**Short problem:**
Which lines below hold the word "Management"? Report each one.

════════════════════

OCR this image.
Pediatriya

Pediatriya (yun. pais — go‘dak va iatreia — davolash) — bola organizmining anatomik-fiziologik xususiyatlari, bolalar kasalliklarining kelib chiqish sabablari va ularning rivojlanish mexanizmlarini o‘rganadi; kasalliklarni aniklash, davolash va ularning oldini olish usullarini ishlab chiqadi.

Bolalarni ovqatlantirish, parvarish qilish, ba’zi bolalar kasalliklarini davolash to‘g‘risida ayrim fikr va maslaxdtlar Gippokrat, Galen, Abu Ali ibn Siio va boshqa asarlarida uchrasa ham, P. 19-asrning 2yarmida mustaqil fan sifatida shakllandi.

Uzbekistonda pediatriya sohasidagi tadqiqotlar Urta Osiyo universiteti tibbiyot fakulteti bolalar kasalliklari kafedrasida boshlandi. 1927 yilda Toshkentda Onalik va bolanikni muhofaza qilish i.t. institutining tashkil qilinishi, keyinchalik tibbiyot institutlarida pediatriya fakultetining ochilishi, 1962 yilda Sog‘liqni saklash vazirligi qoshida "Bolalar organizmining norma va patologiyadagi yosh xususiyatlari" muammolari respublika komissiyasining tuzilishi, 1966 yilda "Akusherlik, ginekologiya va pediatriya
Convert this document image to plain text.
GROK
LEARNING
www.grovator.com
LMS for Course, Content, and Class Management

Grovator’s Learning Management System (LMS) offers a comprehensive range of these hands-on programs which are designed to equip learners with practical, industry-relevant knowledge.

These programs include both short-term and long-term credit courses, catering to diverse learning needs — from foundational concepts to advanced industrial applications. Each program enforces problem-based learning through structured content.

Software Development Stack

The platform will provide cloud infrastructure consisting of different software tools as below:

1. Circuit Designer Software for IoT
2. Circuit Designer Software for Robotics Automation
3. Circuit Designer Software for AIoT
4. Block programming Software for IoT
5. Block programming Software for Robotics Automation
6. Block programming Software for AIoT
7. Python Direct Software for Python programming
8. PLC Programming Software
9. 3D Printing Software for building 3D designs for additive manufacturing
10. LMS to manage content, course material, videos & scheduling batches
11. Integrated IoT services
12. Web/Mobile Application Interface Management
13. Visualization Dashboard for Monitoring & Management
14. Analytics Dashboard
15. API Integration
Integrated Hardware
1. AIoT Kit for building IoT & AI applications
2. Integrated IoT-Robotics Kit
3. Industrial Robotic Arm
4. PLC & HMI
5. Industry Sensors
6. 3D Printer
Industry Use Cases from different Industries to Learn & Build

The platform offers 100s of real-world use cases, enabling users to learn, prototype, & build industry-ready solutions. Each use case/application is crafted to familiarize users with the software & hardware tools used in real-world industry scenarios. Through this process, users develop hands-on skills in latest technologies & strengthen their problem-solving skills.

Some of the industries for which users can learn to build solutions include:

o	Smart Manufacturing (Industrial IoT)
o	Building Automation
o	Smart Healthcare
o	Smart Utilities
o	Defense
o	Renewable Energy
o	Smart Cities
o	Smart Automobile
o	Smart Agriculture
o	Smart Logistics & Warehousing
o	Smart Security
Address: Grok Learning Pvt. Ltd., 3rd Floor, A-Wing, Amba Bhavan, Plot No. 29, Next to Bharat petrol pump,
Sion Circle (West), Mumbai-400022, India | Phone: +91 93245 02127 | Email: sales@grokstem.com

════════════════════

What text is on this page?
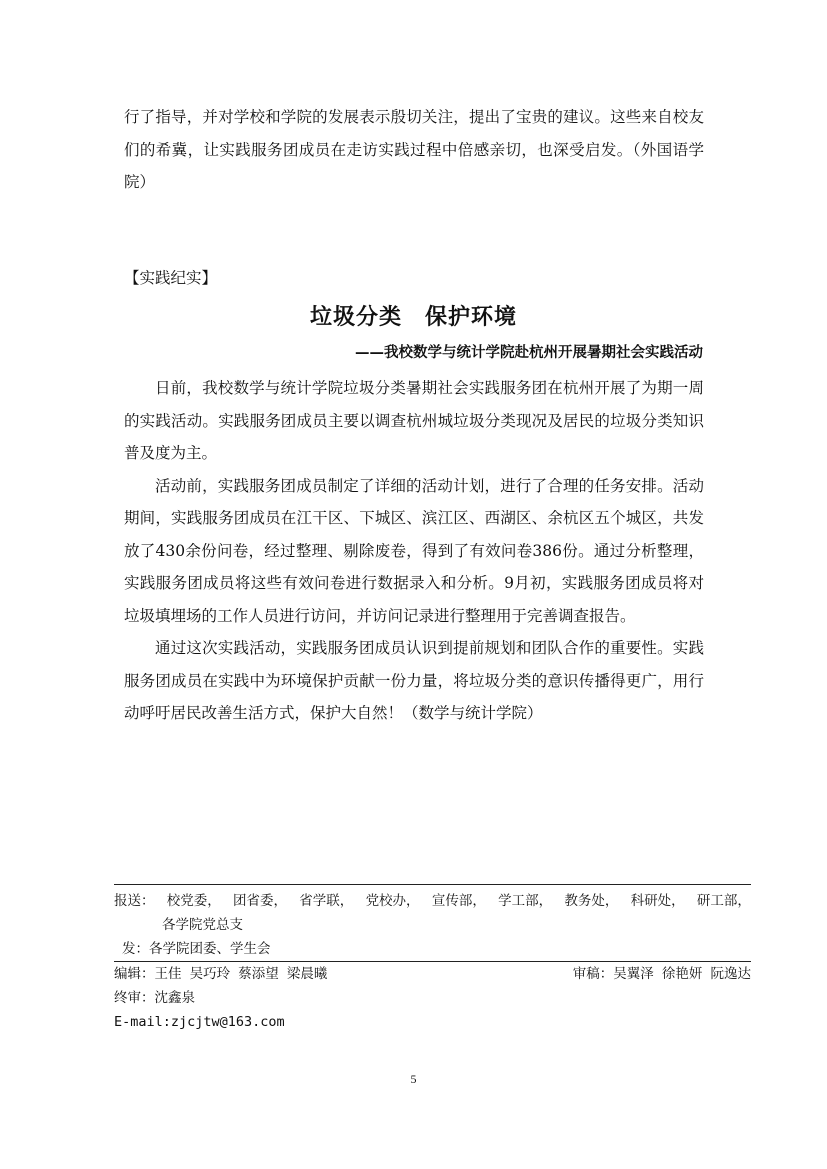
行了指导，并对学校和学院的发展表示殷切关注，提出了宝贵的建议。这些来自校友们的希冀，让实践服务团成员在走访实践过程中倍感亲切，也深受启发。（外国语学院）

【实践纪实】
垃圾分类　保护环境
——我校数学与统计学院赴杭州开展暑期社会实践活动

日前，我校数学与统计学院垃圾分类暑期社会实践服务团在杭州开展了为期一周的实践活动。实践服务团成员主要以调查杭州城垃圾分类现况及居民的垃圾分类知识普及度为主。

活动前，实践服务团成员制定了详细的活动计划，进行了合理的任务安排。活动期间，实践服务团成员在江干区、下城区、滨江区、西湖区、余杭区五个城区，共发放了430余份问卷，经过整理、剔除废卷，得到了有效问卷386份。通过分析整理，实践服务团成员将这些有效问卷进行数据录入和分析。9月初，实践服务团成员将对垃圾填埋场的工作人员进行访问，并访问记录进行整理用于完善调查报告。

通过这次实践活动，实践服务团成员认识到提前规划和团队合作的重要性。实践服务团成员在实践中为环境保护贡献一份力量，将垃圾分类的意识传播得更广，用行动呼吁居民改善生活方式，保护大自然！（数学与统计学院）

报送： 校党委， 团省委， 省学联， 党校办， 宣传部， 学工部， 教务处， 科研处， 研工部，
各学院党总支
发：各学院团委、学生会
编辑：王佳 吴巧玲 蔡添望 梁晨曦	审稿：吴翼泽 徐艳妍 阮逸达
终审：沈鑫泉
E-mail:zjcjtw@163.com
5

════════════════════

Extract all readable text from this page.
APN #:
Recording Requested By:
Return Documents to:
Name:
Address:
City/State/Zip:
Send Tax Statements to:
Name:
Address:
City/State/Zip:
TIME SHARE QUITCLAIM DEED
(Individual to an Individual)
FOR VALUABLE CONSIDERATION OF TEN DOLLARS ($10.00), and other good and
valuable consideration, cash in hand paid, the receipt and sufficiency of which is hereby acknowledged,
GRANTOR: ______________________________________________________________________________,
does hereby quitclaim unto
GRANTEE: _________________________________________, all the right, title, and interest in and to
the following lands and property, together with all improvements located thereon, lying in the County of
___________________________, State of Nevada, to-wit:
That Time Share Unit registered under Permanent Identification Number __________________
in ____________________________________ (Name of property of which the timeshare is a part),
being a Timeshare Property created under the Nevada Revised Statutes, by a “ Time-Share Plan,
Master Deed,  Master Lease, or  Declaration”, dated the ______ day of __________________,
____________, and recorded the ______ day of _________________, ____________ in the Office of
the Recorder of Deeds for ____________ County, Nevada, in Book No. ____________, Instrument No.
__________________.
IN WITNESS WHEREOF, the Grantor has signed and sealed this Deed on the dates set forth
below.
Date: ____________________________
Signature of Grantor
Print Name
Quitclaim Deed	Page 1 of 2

════════════════════

**Reply:**
LMS for Course, Content, and Class Management
Grovator’s Learning Management System (LMS) offers a comprehensive range of these hands-on programs which are designed to equip learners with practical, industry-relevant knowledge.
12. Web/Mobile Application Interface Management
13. Visualization Dashboard for Monitoring & Management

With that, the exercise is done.